__Texto fornecido__.
--- --- ---

O direito da concorrência não está em quarentena

Tendo em conta a legislação e os instrumentos de direito da concorrência disponíveis, as autoridades não aceitarão práticas de concertação de preços entre concorrentes, de alocação de clientes e mercados entre concorrentes ou de preços excessivos. 

Contudo, existem formas de cooperação que podem ser – com respeito pelas regras de uma sã concorrência e, nomeadamente se forem demonstrados ganhos de eficiência – aceites pelas autoridades, tais como a fixação de preços máximos, a colaboração em projetos de I&D, de compra conjunta, de caráter logístico ou de distribuição, a troca de informação não sensível, agregada e histórica entre empresas, diretamente ou através de associações de empresas.

É digno de nota que o facto de uma prática ser adotada ao abrigo de um “convite” ou “incentivo” de uma entidade pública não a torna automaticamente imune à aplicação das regras do direito da concorrência; só em situações específicas, como o caso de a empresa não ter qualquer margem de escolha da sua atuação, pode a empresa defender-se com base nestes argumentos. Tendo em conta que, no contexto da crise de COVID-19, vários governos têm ponderado ou mesmo adotado medidas de intervenção na economia, tais como a fixação de preços máximos, de volumes de produção ou de incentivos à cooperação entre empresas, os operadores económicos deverão analisar criticamente o impacto de tais medidas nos seus negócios, bem como identificar eventuais riscos ao nível do cumprimento das regras de concorrência.

Diálogo reforçado entre os operadores económicos e as autoridades

Para além de as autoridades, num esforço de transparência, poderem transmitir orientações públicas gerais sobre o tratamento a dar às práticas restritivas da concorrência durante esta crise, também tem havido, na prática, uma maior abertura a um diálogo mais estreito com as empresas.

Na UE e em Portugal não existe, desde 2003, um sistema de notificação de acordos ou outras práticas à Comissão Europeia ou à Autoridade da Concorrência. A responsabilidade de assegurar a compatibilidade das práticas das empresas (contratos, comunicações internas e externas, contactos mais ou menos formais, entre outras) com o direito da concorrência é das próprias empresas, sujeitas ao dever de autoavaliar a sua atuação antes de a colocar em prática, com a colaboração dos seus assessores jurídicos.

No entanto, em circunstâncias como as atuais, em que a certeza jurídica e a celeridade de atuação são cruciais, autoridades como a Comissão estão a permitir e até mesmo a incentivar o diálogo com as empresas para facilitar a adoção de práticas benéficas para os consumidores.

--- --- ---

__Tarefas a realizar__.
• 1. Responda a estas perguntas com base no texto sobre o direito da concorrência:
(a) Desde quando não existe, na UE e em Portugal, um sistema de notificação de acordos ou outras práticas à Comissão Europeia ou à Autoridade da Concorrência?
(b) Que exemplo dá o texto de uma situação específica em que a empresa pode defender-se com base num "convite" ou "incentivo" de uma entidade pública?
(c) A quem cabe a responsabilidade de assegurar a compatibilidade das práticas das empresas com o direito da concorrência?
• 2. Traduza para inglês esta frase do texto sobre o direito da concorrência: «Tendo em conta a legislação e os instrumentos de direito da concorrência disponíveis, as autoridades não aceitarão práticas de concertação de preços entre concorrentes, de alocação de clientes e mercados entre concorrentes ou de preços excessivos.»
Este material provém de uma fonte diferente.

--- --- ---

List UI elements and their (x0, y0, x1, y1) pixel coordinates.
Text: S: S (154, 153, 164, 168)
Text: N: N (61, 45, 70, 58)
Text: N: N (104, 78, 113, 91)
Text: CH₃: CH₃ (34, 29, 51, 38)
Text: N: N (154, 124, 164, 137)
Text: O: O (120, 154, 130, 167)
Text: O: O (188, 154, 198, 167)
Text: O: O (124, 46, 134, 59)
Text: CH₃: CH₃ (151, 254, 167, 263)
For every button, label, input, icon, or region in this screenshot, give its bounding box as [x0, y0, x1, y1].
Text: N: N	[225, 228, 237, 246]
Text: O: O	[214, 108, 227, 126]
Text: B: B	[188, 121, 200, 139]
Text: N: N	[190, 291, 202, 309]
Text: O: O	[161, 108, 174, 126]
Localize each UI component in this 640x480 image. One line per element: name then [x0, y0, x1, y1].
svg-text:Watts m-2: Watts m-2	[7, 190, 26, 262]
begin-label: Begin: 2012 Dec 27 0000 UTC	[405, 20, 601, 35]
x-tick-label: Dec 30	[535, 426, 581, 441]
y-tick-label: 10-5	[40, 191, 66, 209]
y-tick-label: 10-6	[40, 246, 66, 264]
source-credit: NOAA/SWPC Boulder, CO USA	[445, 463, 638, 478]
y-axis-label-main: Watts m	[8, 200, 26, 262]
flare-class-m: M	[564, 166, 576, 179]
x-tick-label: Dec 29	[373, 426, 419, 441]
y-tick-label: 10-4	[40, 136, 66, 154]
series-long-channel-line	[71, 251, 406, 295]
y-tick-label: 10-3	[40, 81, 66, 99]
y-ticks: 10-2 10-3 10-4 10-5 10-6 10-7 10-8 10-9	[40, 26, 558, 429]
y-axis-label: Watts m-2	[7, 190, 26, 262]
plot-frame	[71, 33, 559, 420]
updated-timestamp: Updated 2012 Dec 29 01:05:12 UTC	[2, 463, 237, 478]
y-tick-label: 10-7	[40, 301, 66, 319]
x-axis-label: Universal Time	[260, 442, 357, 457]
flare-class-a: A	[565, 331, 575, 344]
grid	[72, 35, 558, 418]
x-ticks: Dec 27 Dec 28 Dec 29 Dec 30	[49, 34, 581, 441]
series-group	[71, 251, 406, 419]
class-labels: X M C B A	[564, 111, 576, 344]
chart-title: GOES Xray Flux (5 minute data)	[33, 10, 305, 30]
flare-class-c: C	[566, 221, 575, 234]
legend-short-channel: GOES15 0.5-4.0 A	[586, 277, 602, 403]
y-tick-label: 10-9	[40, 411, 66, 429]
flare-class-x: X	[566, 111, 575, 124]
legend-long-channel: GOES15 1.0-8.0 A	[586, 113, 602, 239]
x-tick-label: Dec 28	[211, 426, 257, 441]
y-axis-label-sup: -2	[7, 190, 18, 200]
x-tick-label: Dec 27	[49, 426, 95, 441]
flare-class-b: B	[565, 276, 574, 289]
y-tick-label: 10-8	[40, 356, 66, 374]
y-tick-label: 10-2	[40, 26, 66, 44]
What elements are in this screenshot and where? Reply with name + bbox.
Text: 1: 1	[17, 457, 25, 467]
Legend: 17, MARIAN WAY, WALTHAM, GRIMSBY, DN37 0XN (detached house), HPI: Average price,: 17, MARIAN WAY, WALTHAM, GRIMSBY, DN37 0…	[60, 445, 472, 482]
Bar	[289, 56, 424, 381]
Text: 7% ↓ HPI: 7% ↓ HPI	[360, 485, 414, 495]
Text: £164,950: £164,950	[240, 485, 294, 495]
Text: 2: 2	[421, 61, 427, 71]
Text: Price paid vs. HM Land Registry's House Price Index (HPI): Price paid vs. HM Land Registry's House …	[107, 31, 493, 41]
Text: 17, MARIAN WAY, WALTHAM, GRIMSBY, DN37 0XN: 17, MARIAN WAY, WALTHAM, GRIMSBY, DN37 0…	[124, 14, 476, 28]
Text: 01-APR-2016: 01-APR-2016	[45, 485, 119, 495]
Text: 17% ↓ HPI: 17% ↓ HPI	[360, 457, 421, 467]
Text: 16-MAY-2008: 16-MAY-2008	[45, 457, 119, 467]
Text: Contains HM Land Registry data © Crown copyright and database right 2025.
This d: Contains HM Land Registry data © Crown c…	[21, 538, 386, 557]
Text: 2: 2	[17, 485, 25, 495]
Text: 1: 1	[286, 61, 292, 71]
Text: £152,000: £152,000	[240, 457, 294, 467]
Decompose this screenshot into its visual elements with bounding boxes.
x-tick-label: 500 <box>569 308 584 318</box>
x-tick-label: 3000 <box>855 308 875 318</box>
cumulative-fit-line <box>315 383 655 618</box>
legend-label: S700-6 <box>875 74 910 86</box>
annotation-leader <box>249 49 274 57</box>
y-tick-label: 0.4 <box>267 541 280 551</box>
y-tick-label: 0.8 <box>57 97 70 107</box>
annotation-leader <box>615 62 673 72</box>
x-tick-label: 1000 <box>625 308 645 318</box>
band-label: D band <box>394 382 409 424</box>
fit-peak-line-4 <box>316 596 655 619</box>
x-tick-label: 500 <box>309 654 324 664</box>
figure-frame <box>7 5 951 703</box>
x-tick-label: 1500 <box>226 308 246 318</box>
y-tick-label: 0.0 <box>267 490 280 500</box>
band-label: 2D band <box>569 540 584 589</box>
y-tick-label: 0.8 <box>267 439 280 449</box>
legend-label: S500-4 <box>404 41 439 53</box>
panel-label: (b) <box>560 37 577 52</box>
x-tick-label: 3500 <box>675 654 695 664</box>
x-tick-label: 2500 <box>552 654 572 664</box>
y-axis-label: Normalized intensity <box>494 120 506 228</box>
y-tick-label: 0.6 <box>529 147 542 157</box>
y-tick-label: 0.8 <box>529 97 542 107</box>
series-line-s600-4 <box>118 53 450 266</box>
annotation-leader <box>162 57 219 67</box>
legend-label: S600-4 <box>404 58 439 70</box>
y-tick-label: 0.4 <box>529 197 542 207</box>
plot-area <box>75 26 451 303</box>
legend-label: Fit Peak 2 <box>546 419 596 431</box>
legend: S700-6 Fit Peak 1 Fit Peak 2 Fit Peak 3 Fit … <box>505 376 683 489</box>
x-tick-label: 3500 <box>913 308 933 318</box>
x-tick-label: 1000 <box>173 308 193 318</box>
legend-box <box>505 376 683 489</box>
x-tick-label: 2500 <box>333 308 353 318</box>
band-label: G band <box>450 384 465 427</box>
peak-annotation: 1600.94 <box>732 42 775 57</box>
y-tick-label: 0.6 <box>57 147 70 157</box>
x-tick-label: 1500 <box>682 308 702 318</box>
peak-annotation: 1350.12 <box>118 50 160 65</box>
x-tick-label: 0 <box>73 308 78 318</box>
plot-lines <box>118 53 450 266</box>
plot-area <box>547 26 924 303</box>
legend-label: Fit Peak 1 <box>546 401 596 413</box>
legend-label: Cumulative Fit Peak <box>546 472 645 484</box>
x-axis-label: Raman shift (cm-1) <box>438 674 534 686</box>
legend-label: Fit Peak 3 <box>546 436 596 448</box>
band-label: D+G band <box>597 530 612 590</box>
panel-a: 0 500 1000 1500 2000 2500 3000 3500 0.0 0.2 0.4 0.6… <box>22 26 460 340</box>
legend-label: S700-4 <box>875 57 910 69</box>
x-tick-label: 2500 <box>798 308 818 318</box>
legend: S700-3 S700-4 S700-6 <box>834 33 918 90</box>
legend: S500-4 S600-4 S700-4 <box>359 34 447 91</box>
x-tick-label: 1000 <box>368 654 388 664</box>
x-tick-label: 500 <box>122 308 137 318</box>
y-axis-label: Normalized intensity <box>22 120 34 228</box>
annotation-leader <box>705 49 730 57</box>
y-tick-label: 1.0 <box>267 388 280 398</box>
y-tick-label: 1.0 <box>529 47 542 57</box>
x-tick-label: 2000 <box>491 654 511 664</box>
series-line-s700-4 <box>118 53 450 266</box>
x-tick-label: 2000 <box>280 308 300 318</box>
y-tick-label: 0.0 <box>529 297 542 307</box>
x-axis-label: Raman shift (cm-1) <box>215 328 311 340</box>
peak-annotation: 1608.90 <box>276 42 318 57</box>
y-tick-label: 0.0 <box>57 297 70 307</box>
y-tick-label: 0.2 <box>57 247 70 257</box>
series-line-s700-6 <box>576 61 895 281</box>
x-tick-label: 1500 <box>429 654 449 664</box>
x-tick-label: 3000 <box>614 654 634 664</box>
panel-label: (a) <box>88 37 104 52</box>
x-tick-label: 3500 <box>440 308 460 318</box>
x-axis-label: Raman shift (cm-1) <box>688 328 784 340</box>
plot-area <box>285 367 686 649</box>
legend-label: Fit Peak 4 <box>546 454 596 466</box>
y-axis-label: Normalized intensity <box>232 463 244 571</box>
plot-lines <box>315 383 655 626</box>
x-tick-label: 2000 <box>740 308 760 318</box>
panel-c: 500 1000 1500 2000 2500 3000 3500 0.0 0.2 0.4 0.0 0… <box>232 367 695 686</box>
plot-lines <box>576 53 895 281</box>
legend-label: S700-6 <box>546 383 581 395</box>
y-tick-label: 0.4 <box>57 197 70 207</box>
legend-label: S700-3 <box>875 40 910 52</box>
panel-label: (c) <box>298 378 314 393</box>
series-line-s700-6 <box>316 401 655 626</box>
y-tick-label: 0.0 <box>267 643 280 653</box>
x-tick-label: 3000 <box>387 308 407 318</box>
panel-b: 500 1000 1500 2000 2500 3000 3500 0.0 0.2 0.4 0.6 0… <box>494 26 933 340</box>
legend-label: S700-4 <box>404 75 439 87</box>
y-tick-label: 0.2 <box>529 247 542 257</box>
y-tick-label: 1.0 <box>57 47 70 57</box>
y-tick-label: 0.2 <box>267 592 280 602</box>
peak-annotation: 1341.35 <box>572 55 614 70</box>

--- --- ---

__Respostas do exercício__.
• 1.
(a) Desde 2003.
(b) O caso de a empresa não ter qualquer margem de escolha da sua atuação.
(c) Às próprias empresas.

• 2. Taking into account the legislation and the competition law instruments available, the authorities will not accept practices of price-fixing between competitors, of allocation of customers and markets between competitors, or of excessive prices.